▶ [SET EXERCISE] Count lines with the string "BTCUSD" in them. State the number alone.

▶ [TASK INPUT]
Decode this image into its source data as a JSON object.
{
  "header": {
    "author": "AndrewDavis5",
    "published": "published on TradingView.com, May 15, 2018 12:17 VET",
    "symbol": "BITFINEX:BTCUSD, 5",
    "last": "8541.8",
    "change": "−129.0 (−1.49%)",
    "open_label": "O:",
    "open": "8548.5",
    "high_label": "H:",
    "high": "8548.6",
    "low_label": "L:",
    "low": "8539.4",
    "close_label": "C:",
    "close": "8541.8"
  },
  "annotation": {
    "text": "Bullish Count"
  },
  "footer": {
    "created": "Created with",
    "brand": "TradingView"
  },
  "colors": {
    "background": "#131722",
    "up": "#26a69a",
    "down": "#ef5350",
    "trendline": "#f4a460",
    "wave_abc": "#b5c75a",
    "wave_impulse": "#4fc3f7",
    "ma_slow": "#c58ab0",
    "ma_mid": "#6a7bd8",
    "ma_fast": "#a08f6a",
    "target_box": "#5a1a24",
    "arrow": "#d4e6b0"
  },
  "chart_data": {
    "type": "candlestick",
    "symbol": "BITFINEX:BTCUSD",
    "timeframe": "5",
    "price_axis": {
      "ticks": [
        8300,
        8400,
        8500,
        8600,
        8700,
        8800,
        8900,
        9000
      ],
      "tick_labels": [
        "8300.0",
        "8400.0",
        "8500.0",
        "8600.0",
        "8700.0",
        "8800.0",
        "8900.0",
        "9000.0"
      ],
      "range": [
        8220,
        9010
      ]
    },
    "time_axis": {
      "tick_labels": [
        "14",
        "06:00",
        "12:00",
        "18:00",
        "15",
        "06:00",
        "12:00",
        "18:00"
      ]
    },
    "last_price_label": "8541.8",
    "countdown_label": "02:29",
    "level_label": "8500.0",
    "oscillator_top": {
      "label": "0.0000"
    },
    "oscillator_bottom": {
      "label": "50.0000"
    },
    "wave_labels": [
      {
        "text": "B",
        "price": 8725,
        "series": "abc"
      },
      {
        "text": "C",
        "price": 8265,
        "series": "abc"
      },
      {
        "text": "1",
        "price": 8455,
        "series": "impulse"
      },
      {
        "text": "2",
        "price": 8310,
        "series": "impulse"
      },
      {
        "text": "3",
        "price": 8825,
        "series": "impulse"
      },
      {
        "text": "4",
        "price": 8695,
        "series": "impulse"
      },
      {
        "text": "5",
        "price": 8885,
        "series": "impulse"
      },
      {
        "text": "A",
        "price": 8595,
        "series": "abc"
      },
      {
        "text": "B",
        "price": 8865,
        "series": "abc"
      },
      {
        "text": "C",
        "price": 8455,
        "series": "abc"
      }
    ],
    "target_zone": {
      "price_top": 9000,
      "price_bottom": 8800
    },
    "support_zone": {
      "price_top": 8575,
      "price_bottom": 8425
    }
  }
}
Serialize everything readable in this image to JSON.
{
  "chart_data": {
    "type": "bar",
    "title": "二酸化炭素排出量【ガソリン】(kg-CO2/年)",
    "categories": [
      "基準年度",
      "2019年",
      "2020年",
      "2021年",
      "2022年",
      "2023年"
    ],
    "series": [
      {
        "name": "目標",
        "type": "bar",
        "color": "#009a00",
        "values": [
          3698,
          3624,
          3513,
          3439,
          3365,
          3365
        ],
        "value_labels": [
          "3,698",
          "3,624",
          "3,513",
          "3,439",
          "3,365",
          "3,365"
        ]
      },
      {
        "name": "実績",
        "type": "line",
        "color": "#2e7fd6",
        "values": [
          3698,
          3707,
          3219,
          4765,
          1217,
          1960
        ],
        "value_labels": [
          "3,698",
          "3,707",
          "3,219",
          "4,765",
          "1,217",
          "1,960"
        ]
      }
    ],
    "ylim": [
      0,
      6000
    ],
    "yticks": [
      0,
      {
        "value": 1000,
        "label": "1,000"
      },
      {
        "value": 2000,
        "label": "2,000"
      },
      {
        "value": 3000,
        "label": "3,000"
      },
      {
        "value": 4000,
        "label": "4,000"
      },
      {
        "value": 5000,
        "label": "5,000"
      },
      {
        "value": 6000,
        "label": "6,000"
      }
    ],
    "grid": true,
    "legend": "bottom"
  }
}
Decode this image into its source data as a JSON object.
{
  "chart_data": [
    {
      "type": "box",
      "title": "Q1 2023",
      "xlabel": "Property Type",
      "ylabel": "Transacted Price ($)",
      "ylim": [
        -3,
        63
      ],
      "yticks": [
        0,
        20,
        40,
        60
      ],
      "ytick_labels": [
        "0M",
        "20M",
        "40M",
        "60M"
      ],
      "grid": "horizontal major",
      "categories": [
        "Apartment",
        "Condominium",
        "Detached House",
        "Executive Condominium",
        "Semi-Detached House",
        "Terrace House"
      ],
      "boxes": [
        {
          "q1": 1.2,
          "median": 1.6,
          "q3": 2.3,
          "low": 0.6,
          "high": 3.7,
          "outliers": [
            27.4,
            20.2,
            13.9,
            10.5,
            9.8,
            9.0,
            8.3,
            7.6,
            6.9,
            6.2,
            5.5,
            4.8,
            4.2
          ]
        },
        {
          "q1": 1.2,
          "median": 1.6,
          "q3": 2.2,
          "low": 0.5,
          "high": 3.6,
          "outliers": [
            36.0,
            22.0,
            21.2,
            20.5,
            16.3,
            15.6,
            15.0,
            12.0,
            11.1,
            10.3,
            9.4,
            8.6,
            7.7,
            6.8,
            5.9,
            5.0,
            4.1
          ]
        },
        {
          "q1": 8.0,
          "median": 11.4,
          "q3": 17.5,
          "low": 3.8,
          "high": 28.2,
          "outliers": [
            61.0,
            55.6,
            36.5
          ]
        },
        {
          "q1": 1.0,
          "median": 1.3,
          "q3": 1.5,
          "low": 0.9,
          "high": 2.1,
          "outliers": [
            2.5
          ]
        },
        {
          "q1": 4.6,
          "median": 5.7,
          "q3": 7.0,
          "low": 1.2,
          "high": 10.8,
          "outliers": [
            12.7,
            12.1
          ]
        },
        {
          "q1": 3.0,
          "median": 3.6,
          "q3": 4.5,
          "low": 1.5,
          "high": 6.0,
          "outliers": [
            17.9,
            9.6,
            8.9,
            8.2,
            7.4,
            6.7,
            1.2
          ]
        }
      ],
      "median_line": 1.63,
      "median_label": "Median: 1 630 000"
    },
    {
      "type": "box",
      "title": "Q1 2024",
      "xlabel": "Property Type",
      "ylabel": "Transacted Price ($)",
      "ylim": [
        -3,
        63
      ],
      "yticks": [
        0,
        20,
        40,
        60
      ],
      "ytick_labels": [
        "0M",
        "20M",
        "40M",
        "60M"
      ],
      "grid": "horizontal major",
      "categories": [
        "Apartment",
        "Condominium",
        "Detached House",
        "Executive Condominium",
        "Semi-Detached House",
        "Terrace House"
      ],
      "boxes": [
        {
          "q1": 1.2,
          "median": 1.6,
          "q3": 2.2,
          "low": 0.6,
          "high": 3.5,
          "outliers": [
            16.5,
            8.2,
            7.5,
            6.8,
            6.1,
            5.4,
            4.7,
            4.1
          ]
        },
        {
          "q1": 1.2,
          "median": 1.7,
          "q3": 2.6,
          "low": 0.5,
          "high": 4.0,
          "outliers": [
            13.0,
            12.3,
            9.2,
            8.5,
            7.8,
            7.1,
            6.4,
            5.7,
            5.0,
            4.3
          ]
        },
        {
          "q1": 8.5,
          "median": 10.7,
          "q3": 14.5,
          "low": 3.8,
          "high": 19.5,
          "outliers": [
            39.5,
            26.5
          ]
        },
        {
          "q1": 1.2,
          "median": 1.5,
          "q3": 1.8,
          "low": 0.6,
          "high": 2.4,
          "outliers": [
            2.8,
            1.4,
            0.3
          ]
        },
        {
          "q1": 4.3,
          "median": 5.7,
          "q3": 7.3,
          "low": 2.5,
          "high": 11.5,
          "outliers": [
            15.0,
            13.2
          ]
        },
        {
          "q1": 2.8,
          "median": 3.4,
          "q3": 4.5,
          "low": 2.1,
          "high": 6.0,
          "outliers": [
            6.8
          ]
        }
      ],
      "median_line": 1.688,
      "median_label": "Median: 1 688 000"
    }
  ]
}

▶ [OUTPUT OF THE EXERCISE] 2